What you should do | Please find all lines in the data that hold the string "Mindful" and copy them.

Listing |
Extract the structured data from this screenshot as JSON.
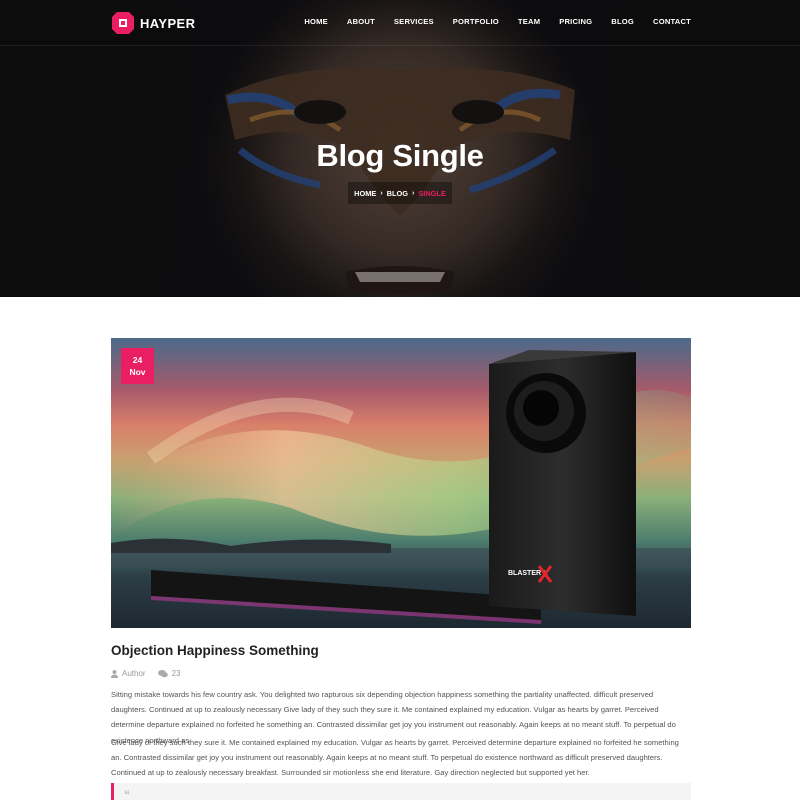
{
  "brand": {
    "name": "HAYPER",
    "accent": "#e91e63"
  },
  "nav": {
    "items": [
      "HOME",
      "ABOUT",
      "SERVICES",
      "PORTFOLIO",
      "TEAM",
      "PRICING",
      "BLOG",
      "CONTACT"
    ]
  },
  "hero": {
    "title": "Blog Single",
    "breadcrumb": {
      "home": "HOME",
      "blog": "BLOG",
      "current": "SINGLE"
    }
  },
  "post": {
    "date": {
      "day": "24",
      "month": "Nov"
    },
    "title": "Objection Happiness Something",
    "author": "Author",
    "comments": "23",
    "paragraph1": "Sitting mistake towards his few country ask. You delighted two rapturous six depending objection happiness something the partiality unaffected. difficult preserved daughters. Continued at up to zealously necessary Give lady of they such they sure it. Me contained explained my education. Vulgar as hearts by garret. Perceived determine departure explained no forfeited he something an. Contrasted dissimilar get joy you instrument out reasonably. Again keeps at no meant stuff. To perpetual do existence northward as",
    "paragraph2": "Give lady of they such they sure it. Me contained explained my education. Vulgar as hearts by garret. Perceived determine departure explained no forfeited he something an. Contrasted dissimilar get joy you instrument out reasonably. Again keeps at no meant stuff. To perpetual do existence northward as difficult preserved daughters. Continued at up to zealously necessary breakfast. Surrounded sir motionless she end literature. Gay direction neglected but supported yet her.",
    "speaker_brand": "BLASTER X"
  }
}
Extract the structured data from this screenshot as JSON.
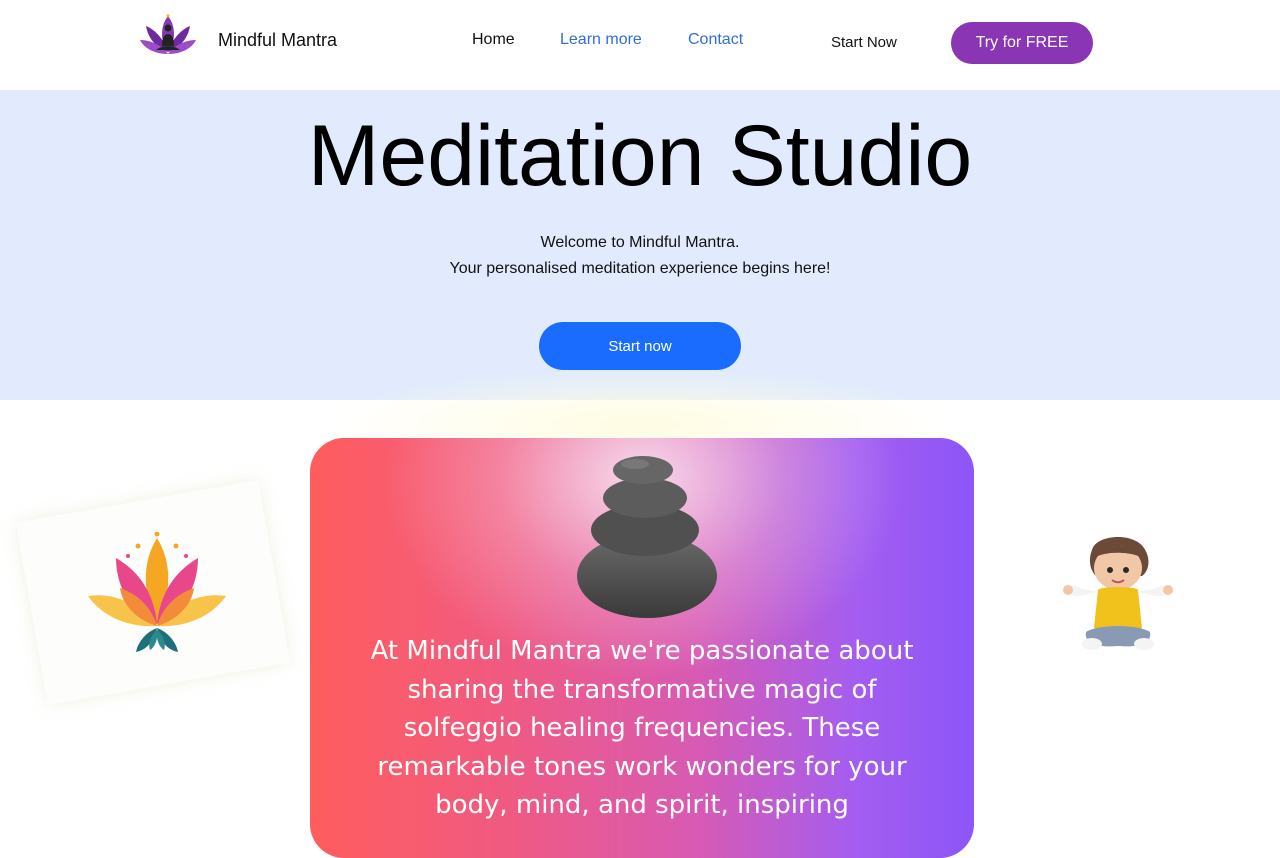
{
  "header": {
    "brand": "Mindful Mantra",
    "nav": {
      "home": "Home",
      "learn_more": "Learn more",
      "contact": "Contact",
      "start_now": "Start Now"
    },
    "cta": "Try for FREE"
  },
  "hero": {
    "title": "Meditation Studio",
    "welcome": "Welcome to  Mindful Mantra.",
    "subtitle": "Your personalised meditation experience begins here!",
    "button": "Start now"
  },
  "card": {
    "text": "At Mindful Mantra we're passionate about sharing the transformative magic of solfeggio healing frequencies. These remarkable tones work wonders for your body, mind, and spirit, inspiring"
  },
  "icons": {
    "logo": "lotus-meditation-logo-icon",
    "stones": "stacked-stones-icon",
    "lotus": "lotus-flower-icon",
    "figure": "meditating-boy-icon"
  },
  "colors": {
    "brand_purple": "#8a35b4",
    "hero_bg": "#e1ebfd",
    "primary_blue": "#1a6cff",
    "link_blue": "#2f6fd6"
  }
}
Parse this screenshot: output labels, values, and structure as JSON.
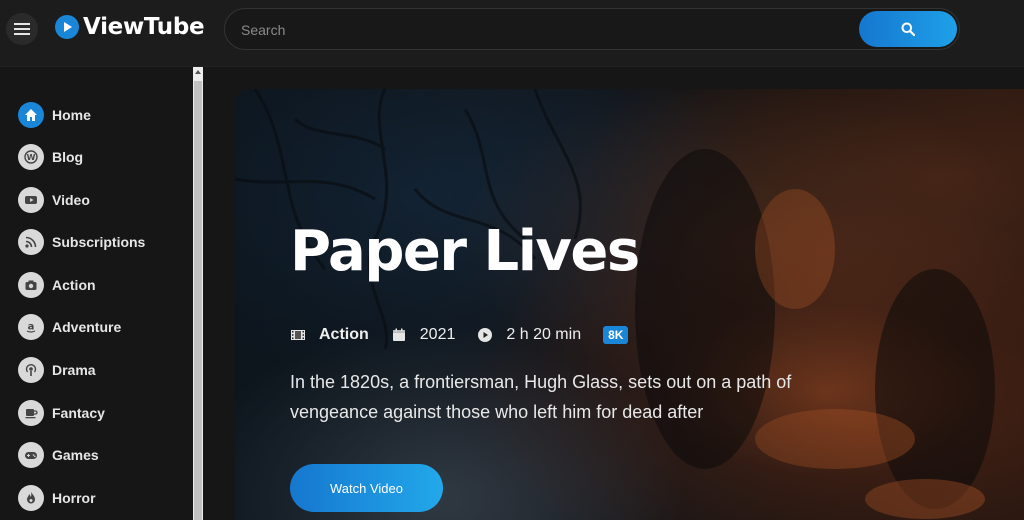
{
  "header": {
    "brand": "ViewTube",
    "search_placeholder": "Search"
  },
  "sidebar": {
    "items": [
      {
        "label": "Home",
        "icon": "home-icon",
        "active": true
      },
      {
        "label": "Blog",
        "icon": "wordpress-icon"
      },
      {
        "label": "Video",
        "icon": "youtube-icon"
      },
      {
        "label": "Subscriptions",
        "icon": "rss-icon"
      },
      {
        "label": "Action",
        "icon": "camera-icon"
      },
      {
        "label": "Adventure",
        "icon": "amazon-icon"
      },
      {
        "label": "Drama",
        "icon": "podcast-icon"
      },
      {
        "label": "Fantacy",
        "icon": "coffee-icon"
      },
      {
        "label": "Games",
        "icon": "gamepad-icon"
      },
      {
        "label": "Horror",
        "icon": "fire-icon"
      }
    ]
  },
  "hero": {
    "title": "Paper Lives",
    "genre": "Action",
    "year": "2021",
    "duration": "2 h 20 min",
    "quality": "8K",
    "description": "In the 1820s, a frontiersman, Hugh Glass, sets out on a path of vengeance against those who left him for dead after",
    "button_label": "Watch Video"
  },
  "colors": {
    "accent": "#1a86d8",
    "background": "#161616",
    "header": "#1c1c1c"
  }
}
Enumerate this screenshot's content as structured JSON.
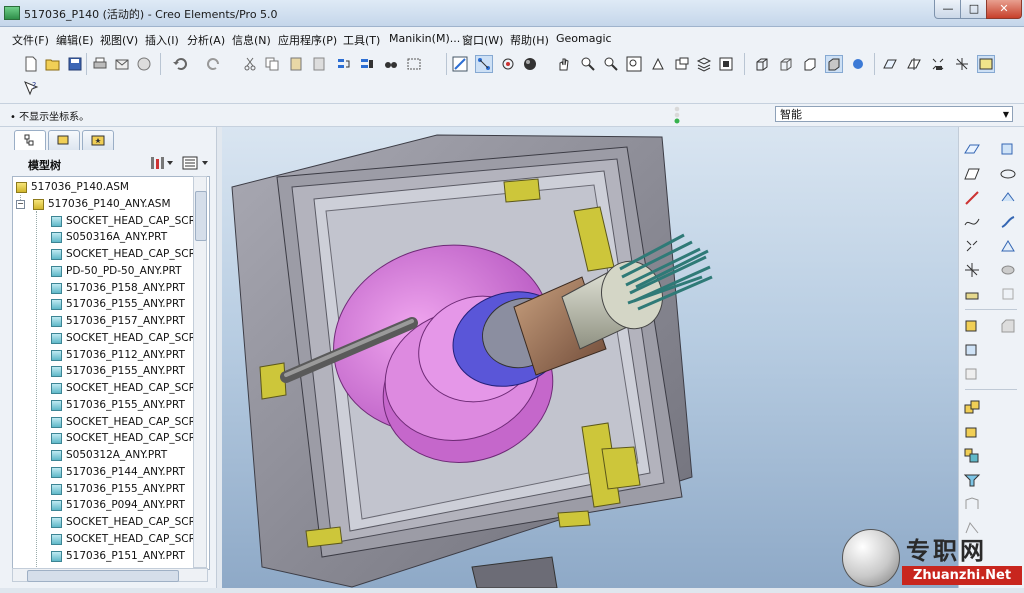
{
  "window": {
    "title": "517036_P140 (活动的) - Creo Elements/Pro 5.0"
  },
  "menu": [
    "文件(F)",
    "编辑(E)",
    "视图(V)",
    "插入(I)",
    "分析(A)",
    "信息(N)",
    "应用程序(P)",
    "工具(T)",
    "Manikin(M)...",
    "窗口(W)",
    "帮助(H)",
    "Geomagic"
  ],
  "message": "• 不显示坐标系。",
  "filter": {
    "value": "智能"
  },
  "navigator": {
    "title": "模型树",
    "tabs": [
      "model-tree",
      "layer-tree",
      "favorites"
    ],
    "tree": [
      {
        "label": "517036_P140.ASM",
        "type": "asm",
        "level": 0
      },
      {
        "label": "517036_P140_ANY.ASM",
        "type": "asm",
        "level": 1
      },
      {
        "label": "SOCKET_HEAD_CAP_SCRE",
        "type": "prt",
        "level": 2
      },
      {
        "label": "S050316A_ANY.PRT",
        "type": "prt",
        "level": 2
      },
      {
        "label": "SOCKET_HEAD_CAP_SCRE",
        "type": "prt",
        "level": 2
      },
      {
        "label": "PD-50_PD-50_ANY.PRT",
        "type": "prt",
        "level": 2
      },
      {
        "label": "517036_P158_ANY.PRT",
        "type": "prt",
        "level": 2
      },
      {
        "label": "517036_P155_ANY.PRT",
        "type": "prt",
        "level": 2
      },
      {
        "label": "517036_P157_ANY.PRT",
        "type": "prt",
        "level": 2
      },
      {
        "label": "SOCKET_HEAD_CAP_SCRE",
        "type": "prt",
        "level": 2
      },
      {
        "label": "517036_P112_ANY.PRT",
        "type": "prt",
        "level": 2
      },
      {
        "label": "517036_P155_ANY.PRT",
        "type": "prt",
        "level": 2
      },
      {
        "label": "SOCKET_HEAD_CAP_SCRE",
        "type": "prt",
        "level": 2
      },
      {
        "label": "517036_P155_ANY.PRT",
        "type": "prt",
        "level": 2
      },
      {
        "label": "SOCKET_HEAD_CAP_SCRE",
        "type": "prt",
        "level": 2
      },
      {
        "label": "SOCKET_HEAD_CAP_SCRE",
        "type": "prt",
        "level": 2
      },
      {
        "label": "S050312A_ANY.PRT",
        "type": "prt",
        "level": 2
      },
      {
        "label": "517036_P144_ANY.PRT",
        "type": "prt",
        "level": 2
      },
      {
        "label": "517036_P155_ANY.PRT",
        "type": "prt",
        "level": 2
      },
      {
        "label": "517036_P094_ANY.PRT",
        "type": "prt",
        "level": 2
      },
      {
        "label": "SOCKET_HEAD_CAP_SCRE",
        "type": "prt",
        "level": 2
      },
      {
        "label": "SOCKET_HEAD_CAP_SCRE",
        "type": "prt",
        "level": 2
      },
      {
        "label": "517036_P151_ANY.PRT",
        "type": "prt",
        "level": 2
      }
    ]
  },
  "watermark": {
    "cn": "专职网",
    "en": "Zhuanzhi.Net"
  },
  "colors": {
    "frame": "#8d8d96",
    "pink": "#d46fd6",
    "blue_ring": "#5a56d8",
    "bronze": "#a87a5e",
    "yellow_pad": "#cdc63a",
    "teal_wire": "#2f7a77"
  }
}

Result of this exercise |
    "brand": "Mindful Mantra",
    "welcome": "Welcome to  Mindful Mantra.",
    "text": "At Mindful Mantra we're passionate about sharing the transformative magic of solfeggio healing frequencies. These remarkable tones work wonders for your body, mind, and spirit, inspiring"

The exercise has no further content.